### Stated task
Locate all lines in the data below that hold "this" and show them.

-.-.-

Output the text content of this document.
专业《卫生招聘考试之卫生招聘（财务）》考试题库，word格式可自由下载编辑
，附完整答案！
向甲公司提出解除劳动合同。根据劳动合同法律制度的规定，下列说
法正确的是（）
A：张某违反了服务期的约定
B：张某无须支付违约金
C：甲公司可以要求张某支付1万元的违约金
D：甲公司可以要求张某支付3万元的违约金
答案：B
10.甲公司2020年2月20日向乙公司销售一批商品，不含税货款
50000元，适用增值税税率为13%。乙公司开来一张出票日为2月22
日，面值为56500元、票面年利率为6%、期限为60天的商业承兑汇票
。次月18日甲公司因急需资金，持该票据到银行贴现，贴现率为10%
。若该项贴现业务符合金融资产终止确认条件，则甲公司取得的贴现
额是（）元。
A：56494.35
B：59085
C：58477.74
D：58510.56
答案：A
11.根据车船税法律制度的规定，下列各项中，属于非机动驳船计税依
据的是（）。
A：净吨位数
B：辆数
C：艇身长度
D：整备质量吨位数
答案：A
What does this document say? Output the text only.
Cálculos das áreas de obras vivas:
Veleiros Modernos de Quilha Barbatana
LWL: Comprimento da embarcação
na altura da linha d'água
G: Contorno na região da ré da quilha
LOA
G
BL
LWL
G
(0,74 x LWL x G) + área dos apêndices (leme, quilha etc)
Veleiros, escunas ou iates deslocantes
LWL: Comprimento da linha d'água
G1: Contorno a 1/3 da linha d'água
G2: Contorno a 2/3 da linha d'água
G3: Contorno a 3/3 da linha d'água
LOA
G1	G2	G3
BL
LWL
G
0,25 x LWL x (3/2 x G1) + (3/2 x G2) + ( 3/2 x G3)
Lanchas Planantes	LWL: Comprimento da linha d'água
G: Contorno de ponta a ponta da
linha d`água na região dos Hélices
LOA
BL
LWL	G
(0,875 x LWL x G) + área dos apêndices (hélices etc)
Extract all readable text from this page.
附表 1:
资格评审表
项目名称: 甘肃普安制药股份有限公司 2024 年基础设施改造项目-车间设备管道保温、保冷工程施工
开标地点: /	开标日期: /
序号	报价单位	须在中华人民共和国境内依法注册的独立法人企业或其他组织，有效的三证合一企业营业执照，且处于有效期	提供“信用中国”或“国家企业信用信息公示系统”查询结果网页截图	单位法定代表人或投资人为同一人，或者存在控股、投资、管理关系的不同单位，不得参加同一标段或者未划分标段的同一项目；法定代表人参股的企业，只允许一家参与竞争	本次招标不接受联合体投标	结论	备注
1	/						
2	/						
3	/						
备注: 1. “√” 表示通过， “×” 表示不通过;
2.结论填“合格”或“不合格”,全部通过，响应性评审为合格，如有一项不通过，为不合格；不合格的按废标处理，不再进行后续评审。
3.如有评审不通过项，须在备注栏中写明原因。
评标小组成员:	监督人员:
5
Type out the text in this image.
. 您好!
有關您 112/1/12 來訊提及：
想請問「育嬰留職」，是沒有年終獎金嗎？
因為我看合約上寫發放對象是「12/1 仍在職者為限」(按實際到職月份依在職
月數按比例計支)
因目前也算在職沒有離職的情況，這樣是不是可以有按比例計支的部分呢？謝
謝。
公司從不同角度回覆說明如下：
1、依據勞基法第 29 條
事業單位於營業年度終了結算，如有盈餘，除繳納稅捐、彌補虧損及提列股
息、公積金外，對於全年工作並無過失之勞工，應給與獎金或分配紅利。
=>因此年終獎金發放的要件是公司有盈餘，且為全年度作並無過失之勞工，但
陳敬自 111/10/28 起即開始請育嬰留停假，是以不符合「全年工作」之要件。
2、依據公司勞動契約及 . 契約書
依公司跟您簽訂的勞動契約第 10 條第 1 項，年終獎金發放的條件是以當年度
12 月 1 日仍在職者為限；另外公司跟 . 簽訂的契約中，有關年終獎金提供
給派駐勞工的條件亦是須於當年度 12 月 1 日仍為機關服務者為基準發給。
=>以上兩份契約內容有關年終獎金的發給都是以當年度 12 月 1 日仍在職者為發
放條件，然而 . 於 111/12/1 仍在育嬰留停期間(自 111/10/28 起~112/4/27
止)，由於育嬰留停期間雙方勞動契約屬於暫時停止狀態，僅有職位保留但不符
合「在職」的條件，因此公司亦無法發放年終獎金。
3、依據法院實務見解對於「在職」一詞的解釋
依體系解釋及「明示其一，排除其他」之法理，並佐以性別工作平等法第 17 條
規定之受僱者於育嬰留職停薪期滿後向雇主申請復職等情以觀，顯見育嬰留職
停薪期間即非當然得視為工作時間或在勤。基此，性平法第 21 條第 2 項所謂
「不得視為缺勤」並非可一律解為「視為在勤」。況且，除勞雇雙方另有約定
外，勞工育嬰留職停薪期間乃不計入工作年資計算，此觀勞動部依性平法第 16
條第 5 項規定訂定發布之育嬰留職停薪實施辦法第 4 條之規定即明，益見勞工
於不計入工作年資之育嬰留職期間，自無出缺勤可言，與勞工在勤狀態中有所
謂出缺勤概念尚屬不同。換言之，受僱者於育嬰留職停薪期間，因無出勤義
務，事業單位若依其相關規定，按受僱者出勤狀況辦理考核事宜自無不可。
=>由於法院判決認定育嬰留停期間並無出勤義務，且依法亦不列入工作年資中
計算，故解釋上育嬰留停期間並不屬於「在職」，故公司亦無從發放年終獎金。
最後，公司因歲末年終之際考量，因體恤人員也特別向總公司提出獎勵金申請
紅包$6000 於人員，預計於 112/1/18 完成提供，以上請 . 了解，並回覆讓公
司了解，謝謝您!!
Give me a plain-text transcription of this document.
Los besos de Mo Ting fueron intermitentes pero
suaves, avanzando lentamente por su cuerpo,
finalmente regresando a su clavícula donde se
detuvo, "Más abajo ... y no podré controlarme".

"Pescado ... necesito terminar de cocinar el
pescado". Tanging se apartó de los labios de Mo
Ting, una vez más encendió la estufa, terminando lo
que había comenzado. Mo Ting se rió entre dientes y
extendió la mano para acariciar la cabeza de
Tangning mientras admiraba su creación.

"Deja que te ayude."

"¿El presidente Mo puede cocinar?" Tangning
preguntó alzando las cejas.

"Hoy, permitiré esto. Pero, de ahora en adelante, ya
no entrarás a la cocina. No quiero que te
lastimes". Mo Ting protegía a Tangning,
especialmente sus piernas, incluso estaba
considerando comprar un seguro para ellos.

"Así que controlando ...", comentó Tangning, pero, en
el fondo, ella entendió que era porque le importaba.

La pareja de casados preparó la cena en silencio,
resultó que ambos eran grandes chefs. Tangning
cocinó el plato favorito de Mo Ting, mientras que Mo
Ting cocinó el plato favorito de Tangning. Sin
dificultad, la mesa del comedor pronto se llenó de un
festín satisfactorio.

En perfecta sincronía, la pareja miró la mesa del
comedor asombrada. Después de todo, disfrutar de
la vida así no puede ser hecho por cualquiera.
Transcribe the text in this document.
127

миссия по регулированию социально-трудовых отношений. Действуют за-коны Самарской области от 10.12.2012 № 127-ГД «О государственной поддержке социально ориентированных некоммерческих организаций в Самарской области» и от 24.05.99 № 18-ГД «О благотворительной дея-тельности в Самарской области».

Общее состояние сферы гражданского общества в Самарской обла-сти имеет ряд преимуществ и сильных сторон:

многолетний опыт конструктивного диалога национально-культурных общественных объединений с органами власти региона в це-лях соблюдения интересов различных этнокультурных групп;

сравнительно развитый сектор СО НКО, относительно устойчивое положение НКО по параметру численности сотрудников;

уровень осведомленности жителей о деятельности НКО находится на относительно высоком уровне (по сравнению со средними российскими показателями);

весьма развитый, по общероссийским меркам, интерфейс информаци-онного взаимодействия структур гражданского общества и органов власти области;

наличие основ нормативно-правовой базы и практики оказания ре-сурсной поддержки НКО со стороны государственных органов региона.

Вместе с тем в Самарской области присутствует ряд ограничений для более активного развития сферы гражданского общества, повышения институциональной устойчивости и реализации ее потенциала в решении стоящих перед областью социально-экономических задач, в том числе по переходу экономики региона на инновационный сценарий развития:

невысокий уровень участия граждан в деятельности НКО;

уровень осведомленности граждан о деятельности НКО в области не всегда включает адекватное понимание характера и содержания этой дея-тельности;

-.-.-

### Response below
Output the text content of this document.
What does this document say? Output the text only.
Extract all readable text from this page.
Type out the text in this image.
Give me a plain-text transcription of this document.
Transcribe the text in this document.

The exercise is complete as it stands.